Data items
========
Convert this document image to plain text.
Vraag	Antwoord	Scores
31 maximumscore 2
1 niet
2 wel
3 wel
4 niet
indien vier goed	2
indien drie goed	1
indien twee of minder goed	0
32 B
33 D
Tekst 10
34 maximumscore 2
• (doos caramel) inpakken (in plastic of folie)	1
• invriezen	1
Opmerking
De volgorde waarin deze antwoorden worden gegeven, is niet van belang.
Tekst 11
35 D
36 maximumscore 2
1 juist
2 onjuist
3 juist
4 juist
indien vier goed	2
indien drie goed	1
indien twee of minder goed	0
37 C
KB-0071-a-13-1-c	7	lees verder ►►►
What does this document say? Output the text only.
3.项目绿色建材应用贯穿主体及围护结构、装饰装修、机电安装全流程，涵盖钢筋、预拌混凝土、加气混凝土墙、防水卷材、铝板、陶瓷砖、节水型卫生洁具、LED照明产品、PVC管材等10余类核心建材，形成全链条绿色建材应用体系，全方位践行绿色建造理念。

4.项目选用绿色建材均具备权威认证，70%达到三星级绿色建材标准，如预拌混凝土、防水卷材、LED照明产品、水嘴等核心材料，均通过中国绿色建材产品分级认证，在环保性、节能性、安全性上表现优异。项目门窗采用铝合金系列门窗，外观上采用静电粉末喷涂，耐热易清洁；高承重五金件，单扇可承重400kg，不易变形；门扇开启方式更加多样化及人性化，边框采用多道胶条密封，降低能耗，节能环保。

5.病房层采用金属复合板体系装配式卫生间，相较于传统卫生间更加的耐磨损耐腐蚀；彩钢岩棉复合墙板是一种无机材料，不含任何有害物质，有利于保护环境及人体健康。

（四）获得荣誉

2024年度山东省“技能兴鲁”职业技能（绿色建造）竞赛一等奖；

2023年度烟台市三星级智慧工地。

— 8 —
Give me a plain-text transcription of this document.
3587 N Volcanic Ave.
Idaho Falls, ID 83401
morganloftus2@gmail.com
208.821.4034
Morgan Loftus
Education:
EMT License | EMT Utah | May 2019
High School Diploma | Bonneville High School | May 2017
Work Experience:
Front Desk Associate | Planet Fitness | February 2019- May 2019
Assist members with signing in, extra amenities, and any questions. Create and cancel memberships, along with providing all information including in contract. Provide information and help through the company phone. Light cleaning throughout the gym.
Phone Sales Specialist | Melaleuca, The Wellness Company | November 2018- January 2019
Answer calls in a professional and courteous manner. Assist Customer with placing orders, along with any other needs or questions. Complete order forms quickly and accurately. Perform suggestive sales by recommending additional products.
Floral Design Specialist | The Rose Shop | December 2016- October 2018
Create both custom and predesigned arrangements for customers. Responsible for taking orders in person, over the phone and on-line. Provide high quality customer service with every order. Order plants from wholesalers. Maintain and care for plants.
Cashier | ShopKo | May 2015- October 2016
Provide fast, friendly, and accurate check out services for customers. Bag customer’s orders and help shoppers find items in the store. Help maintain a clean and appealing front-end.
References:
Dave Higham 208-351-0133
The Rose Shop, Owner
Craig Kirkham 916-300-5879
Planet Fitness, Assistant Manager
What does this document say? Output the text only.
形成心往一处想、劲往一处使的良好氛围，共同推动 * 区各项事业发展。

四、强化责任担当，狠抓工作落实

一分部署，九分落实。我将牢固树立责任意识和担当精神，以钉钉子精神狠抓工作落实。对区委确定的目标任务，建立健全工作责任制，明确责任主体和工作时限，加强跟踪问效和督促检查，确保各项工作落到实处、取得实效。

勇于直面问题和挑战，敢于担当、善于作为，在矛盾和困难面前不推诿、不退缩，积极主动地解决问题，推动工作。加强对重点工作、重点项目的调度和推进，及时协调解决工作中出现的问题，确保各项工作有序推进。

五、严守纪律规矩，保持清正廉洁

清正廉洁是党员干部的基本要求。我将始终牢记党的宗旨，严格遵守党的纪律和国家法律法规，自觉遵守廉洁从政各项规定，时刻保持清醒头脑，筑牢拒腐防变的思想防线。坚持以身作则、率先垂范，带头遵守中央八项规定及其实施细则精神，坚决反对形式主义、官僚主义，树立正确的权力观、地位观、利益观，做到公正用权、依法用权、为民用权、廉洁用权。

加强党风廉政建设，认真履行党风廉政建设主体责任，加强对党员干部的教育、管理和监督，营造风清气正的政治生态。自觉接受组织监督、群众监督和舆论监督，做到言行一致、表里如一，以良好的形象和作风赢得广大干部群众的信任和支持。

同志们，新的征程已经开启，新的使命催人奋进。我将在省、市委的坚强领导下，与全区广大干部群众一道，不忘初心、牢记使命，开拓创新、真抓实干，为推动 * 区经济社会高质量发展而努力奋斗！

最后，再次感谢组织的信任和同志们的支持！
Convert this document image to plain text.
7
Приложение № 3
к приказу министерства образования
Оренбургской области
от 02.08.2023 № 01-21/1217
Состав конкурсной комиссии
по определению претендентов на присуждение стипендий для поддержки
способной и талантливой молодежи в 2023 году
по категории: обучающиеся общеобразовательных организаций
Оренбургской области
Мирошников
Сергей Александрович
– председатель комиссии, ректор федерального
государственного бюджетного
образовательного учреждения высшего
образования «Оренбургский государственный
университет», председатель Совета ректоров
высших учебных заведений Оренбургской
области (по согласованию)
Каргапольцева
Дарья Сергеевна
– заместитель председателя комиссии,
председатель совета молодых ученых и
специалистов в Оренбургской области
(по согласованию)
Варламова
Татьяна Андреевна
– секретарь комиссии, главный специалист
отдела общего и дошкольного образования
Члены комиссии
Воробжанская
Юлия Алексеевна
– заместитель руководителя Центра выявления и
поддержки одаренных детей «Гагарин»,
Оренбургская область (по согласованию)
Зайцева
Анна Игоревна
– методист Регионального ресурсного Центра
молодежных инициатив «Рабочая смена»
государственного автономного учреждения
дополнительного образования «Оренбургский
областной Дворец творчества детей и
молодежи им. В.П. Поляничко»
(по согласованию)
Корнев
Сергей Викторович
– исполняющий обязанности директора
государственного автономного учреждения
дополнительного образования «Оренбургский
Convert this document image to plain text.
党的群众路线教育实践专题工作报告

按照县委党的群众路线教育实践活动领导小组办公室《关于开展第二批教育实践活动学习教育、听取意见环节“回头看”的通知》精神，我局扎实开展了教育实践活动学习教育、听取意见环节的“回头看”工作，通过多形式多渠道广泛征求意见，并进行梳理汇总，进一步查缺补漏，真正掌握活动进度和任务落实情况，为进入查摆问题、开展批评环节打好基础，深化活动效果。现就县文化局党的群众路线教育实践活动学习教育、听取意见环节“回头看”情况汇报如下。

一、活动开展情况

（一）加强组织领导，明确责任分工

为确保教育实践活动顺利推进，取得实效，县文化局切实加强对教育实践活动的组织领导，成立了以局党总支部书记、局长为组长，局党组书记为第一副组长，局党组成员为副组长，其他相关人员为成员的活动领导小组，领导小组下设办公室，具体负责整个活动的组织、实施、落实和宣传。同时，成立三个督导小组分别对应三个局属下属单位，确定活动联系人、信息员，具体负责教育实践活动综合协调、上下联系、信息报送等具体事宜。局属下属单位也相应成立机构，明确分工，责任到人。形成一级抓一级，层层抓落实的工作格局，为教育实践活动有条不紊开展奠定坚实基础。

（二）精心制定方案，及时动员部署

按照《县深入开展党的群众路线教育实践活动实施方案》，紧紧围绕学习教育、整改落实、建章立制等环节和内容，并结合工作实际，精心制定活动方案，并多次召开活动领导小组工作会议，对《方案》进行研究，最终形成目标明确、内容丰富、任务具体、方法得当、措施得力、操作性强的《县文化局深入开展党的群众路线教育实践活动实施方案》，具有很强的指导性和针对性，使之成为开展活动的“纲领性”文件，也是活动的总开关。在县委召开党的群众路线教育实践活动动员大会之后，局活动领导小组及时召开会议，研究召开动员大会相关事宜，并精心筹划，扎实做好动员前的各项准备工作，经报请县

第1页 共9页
========
** The exercise **
Search the lines above for the string "комиссии", then show every one that has it.

** Answer **
Состав конкурсной комиссии
– председатель комиссии, ректор федерального
– заместитель председателя комиссии,
– секретарь комиссии, главный специалист
Члены комиссии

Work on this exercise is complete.